What to do ▸ Whenever a line below holds the word "Flat", copy that line.

(Extracted records)
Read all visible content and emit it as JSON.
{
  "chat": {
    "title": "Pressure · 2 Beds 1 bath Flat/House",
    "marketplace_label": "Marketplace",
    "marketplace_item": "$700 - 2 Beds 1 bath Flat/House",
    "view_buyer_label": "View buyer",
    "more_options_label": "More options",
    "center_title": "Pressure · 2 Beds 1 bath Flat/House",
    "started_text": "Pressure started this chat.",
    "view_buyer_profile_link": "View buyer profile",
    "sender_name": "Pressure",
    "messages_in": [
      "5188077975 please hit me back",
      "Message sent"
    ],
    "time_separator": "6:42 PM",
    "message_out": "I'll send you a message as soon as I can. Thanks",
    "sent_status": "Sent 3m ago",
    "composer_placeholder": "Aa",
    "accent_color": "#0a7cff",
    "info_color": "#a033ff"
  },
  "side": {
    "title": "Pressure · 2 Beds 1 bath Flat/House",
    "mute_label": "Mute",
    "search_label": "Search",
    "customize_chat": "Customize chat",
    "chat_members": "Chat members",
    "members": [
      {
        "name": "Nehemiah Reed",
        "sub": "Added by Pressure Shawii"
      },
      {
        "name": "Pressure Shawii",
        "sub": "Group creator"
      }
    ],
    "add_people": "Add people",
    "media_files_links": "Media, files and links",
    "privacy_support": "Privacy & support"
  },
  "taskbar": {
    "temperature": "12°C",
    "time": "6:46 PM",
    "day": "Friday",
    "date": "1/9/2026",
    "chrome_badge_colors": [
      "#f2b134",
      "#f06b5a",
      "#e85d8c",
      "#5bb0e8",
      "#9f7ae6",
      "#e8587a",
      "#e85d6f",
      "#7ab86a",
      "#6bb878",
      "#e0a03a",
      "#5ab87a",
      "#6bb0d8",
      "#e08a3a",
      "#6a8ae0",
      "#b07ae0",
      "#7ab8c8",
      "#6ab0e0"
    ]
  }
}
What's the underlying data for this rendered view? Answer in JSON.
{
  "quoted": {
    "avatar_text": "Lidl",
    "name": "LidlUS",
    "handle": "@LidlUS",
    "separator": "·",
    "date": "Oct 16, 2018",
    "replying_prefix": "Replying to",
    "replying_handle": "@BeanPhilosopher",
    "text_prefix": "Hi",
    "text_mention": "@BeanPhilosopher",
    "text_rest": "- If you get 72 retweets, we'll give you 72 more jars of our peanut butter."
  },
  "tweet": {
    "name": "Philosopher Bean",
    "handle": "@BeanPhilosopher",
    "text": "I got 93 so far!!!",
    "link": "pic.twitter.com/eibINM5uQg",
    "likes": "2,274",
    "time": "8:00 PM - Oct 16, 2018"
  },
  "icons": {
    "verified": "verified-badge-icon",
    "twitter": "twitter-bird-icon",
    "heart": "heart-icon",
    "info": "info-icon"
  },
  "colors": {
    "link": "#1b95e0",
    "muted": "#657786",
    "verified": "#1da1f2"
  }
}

Result of this exercise ▸
    "title": "Pressure · 2 Beds 1 bath Flat/House",
    "marketplace_item": "$700 - 2 Beds 1 bath Flat/House",
    "center_title": "Pressure · 2 Beds 1 bath Flat/House",
    "title": "Pressure · 2 Beds 1 bath Flat/House",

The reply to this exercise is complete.